**REQUIRED TASK**
Print the entries below word for word; the pictures stay out of your copy.

Data items
....

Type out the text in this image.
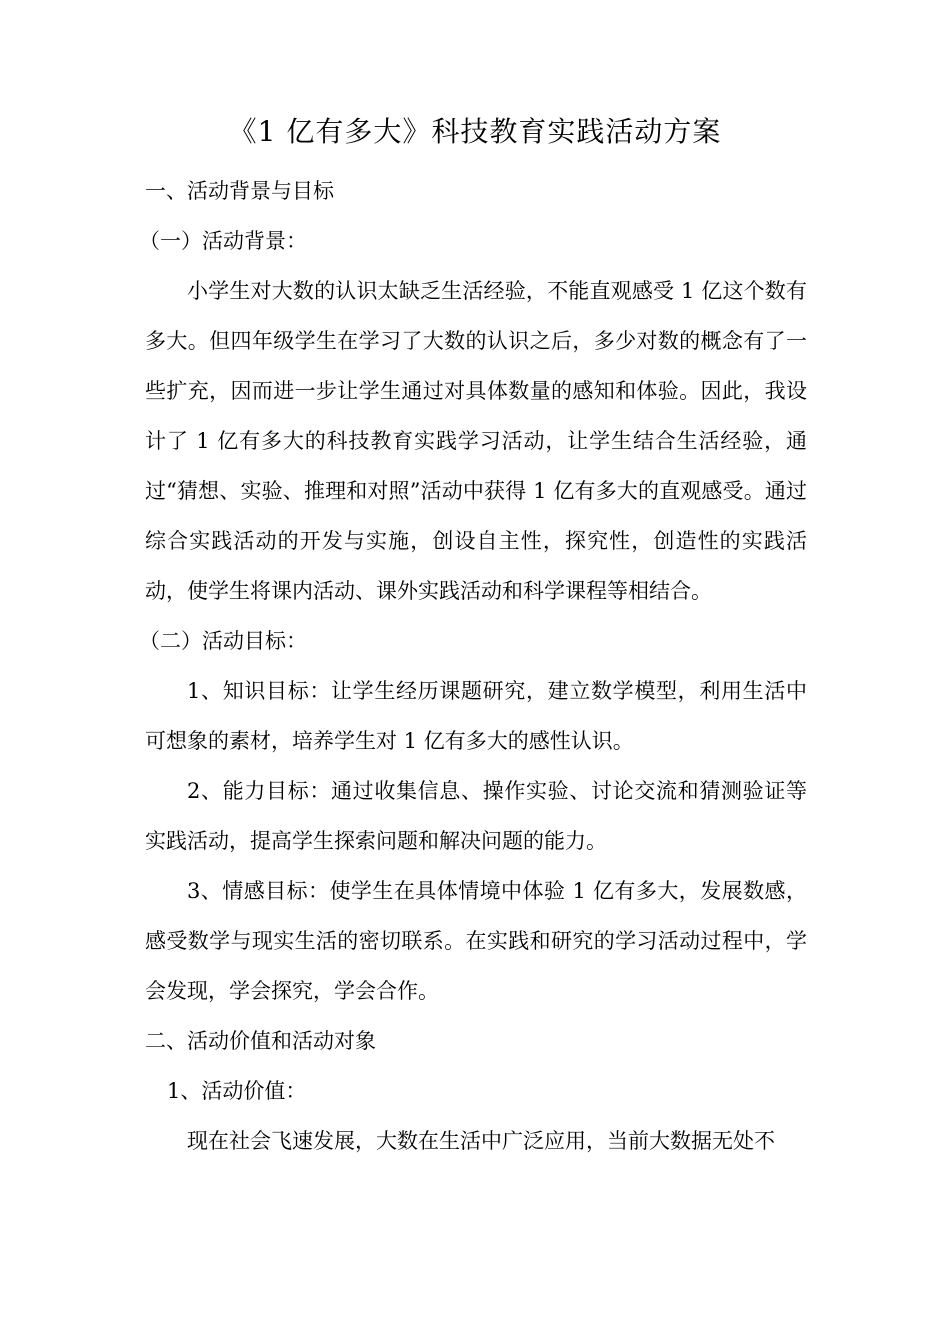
《1 亿有多大》科技教育实践活动方案
一、活动背景与目标
（一）活动背景：
小学生对大数的认识太缺乏生活经验，不能直观感受 1 亿这个数有多大。但四年级学生在学习了大数的认识之后，多少对数的概念有了一些扩充，因而进一步让学生通过对具体数量的感知和体验。因此，我设计了 1 亿有多大的科技教育实践学习活动，让学生结合生活经验，通过“猜想、实验、推理和对照”活动中获得 1 亿有多大的直观感受。通过综合实践活动的开发与实施，创设自主性，探究性，创造性的实践活动，使学生将课内活动、课外实践活动和科学课程等相结合。
（二）活动目标：
1、知识目标：让学生经历课题研究，建立数学模型，利用生活中可想象的素材，培养学生对 1 亿有多大的感性认识。
2、能力目标：通过收集信息、操作实验、讨论交流和猜测验证等实践活动，提高学生探索问题和解决问题的能力。
3、情感目标：使学生在具体情境中体验 1 亿有多大，发展数感，感受数学与现实生活的密切联系。在实践和研究的学习活动过程中，学会发现，学会探究，学会合作。
二、活动价值和活动对象
1、活动价值：
现在社会飞速发展，大数在生活中广泛应用，当前大数据无处不
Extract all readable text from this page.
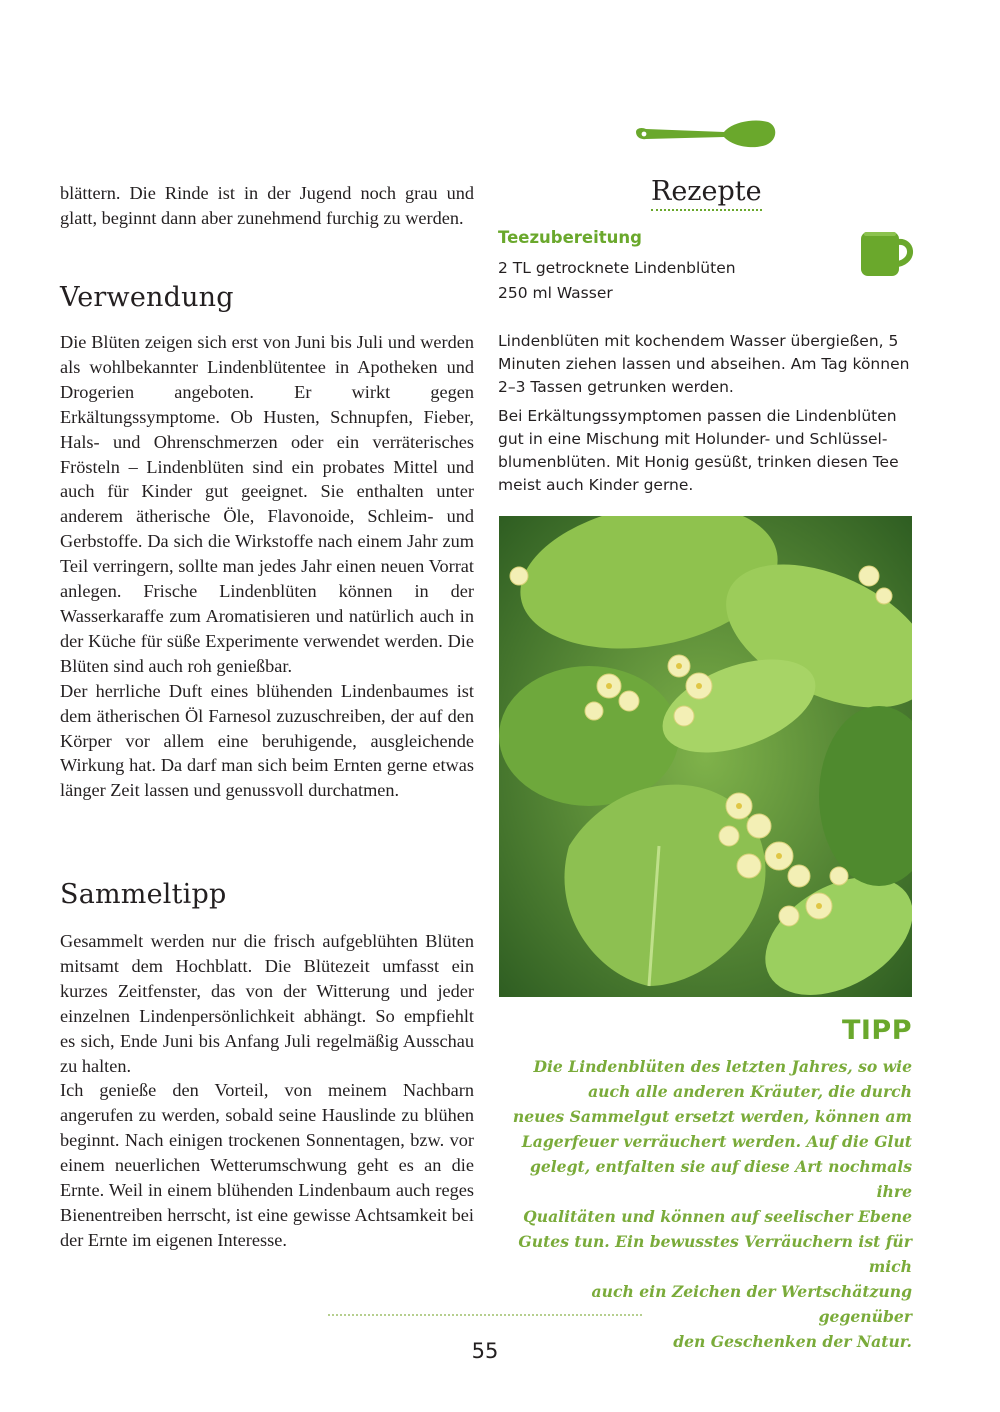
blättern. Die Rinde ist in der Jugend noch grau und glatt, beginnt dann aber zunehmend furchig zu werden.

Verwendung

Die Blüten zeigen sich erst von Juni bis Juli und werden als wohlbekannter Lindenblütentee in Apotheken und Drogerien angeboten. Er wirkt gegen Erkältungssymptome. Ob Husten, Schnupfen, Fieber, Hals- und Ohrenschmerzen oder ein verräterisches Frösteln – Lindenblüten sind ein probates Mittel und auch für Kinder gut geeignet. Sie enthalten unter anderem ätherische Öle, Flavonoide, Schleim- und Gerbstoffe. Da sich die Wirkstoffe nach einem Jahr zum Teil verringern, sollte man jedes Jahr einen neuen Vorrat anlegen. Frische Lindenblüten können in der Wasserkaraffe zum Aromatisieren und natürlich auch in der Küche für süße Experimente verwendet werden. Die Blüten sind auch roh genießbar.

Der herrliche Duft eines blühenden Lindenbaumes ist dem ätherischen Öl Farnesol zuzuschreiben, der auf den Körper vor allem eine beruhigende, ausgleichende Wirkung hat. Da darf man sich beim Ernten gerne etwas länger Zeit lassen und genussvoll durchatmen.

Sammeltipp

Gesammelt werden nur die frisch aufgeblühten Blüten mitsamt dem Hochblatt. Die Blütezeit umfasst ein kurzes Zeitfenster, das von der Witterung und jeder einzelnen Lindenpersönlichkeit abhängt. So empfiehlt es sich, Ende Juni bis Anfang Juli regelmäßig Ausschau zu halten.

Ich genieße den Vorteil, von meinem Nachbarn angerufen zu werden, sobald seine Hauslinde zu blühen beginnt. Nach einigen trockenen Sonnentagen, bzw. vor einem neuerlichen Wetterumschwung geht es an die Ernte. Weil in einem blühenden Lindenbaum auch reges Bienentreiben herrscht, ist eine gewisse Achtsamkeit bei der Ernte im eigenen Interesse.

Rezepte
Teezubereitung
2 TL getrocknete Lindenblüten
250 ml Wasser

Lindenblüten mit kochendem Wasser übergießen, 5 Minuten ziehen lassen und abseihen. Am Tag können 2–3 Tassen getrunken werden.

Bei Erkältungssymptomen passen die Lindenblüten gut in eine Mischung mit Holunder- und Schlüsselblumenblüten. Mit Honig gesüßt, trinken diesen Tee meist auch Kinder gerne.

TIPP

Die Lindenblüten des letzten Jahres, so wie
auch alle anderen Kräuter, die durch
neues Sammelgut ersetzt werden, können am
Lagerfeuer verräuchert werden. Auf die Glut
gelegt, entfalten sie auf diese Art nochmals ihre
Qualitäten und können auf seelischer Ebene
Gutes tun. Ein bewusstes Verräuchern ist für mich
auch ein Zeichen der Wertschätzung gegenüber
den Geschenken der Natur.

55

....

**OUTPUT BELOW**
Type out the text in this image.
《1 亿有多大》科技教育实践活动方案
一、活动背景与目标
（一）活动背景：
小学生对大数的认识太缺乏生活经验，不能直观感受 1 亿这个数有多大。但四年级学生在学习了大数的认识之后，多少对数的概念有了一些扩充，因而进一步让学生通过对具体数量的感知和体验。因此，我设计了 1 亿有多大的科技教育实践学习活动，让学生结合生活经验，通过“猜想、实验、推理和对照”活动中获得 1 亿有多大的直观感受。通过综合实践活动的开发与实施，创设自主性，探究性，创造性的实践活动，使学生将课内活动、课外实践活动和科学课程等相结合。
（二）活动目标：
1、知识目标：让学生经历课题研究，建立数学模型，利用生活中可想象的素材，培养学生对 1 亿有多大的感性认识。
2、能力目标：通过收集信息、操作实验、讨论交流和猜测验证等实践活动，提高学生探索问题和解决问题的能力。
3、情感目标：使学生在具体情境中体验 1 亿有多大，发展数感，感受数学与现实生活的密切联系。在实践和研究的学习活动过程中，学会发现，学会探究，学会合作。
二、活动价值和活动对象
1、活动价值：
现在社会飞速发展，大数在生活中广泛应用，当前大数据无处不
Extract all readable text from this page.
blättern. Die Rinde ist in der Jugend noch grau und glatt, beginnt dann aber zunehmend furchig zu werden.

Verwendung

Die Blüten zeigen sich erst von Juni bis Juli und werden als wohlbekannter Lindenblütentee in Apotheken und Drogerien angeboten. Er wirkt gegen Erkältungssymptome. Ob Husten, Schnupfen, Fieber, Hals- und Ohrenschmerzen oder ein verräterisches Frösteln – Lindenblüten sind ein probates Mittel und auch für Kinder gut geeignet. Sie enthalten unter anderem ätherische Öle, Flavonoide, Schleim- und Gerbstoffe. Da sich die Wirkstoffe nach einem Jahr zum Teil verringern, sollte man jedes Jahr einen neuen Vorrat anlegen. Frische Lindenblüten können in der Wasserkaraffe zum Aromatisieren und natürlich auch in der Küche für süße Experimente verwendet werden. Die Blüten sind auch roh genießbar.

Der herrliche Duft eines blühenden Lindenbaumes ist dem ätherischen Öl Farnesol zuzuschreiben, der auf den Körper vor allem eine beruhigende, ausgleichende Wirkung hat. Da darf man sich beim Ernten gerne etwas länger Zeit lassen und genussvoll durchatmen.

Sammeltipp

Gesammelt werden nur die frisch aufgeblühten Blüten mitsamt dem Hochblatt. Die Blütezeit umfasst ein kurzes Zeitfenster, das von der Witterung und jeder einzelnen Lindenpersönlichkeit abhängt. So empfiehlt es sich, Ende Juni bis Anfang Juli regelmäßig Ausschau zu halten.

Ich genieße den Vorteil, von meinem Nachbarn angerufen zu werden, sobald seine Hauslinde zu blühen beginnt. Nach einigen trockenen Sonnentagen, bzw. vor einem neuerlichen Wetterumschwung geht es an die Ernte. Weil in einem blühenden Lindenbaum auch reges Bienentreiben herrscht, ist eine gewisse Achtsamkeit bei der Ernte im eigenen Interesse.

Rezepte
Teezubereitung
2 TL getrocknete Lindenblüten
250 ml Wasser

Lindenblüten mit kochendem Wasser übergießen, 5 Minuten ziehen lassen und abseihen. Am Tag können 2–3 Tassen getrunken werden.

Bei Erkältungssymptomen passen die Lindenblüten gut in eine Mischung mit Holunder- und Schlüsselblumenblüten. Mit Honig gesüßt, trinken diesen Tee meist auch Kinder gerne.

TIPP

Die Lindenblüten des letzten Jahres, so wie
auch alle anderen Kräuter, die durch
neues Sammelgut ersetzt werden, können am
Lagerfeuer verräuchert werden. Auf die Glut
gelegt, entfalten sie auf diese Art nochmals ihre
Qualitäten und können auf seelischer Ebene
Gutes tun. Ein bewusstes Verräuchern ist für mich
auch ein Zeichen der Wertschätzung gegenüber
den Geschenken der Natur.

55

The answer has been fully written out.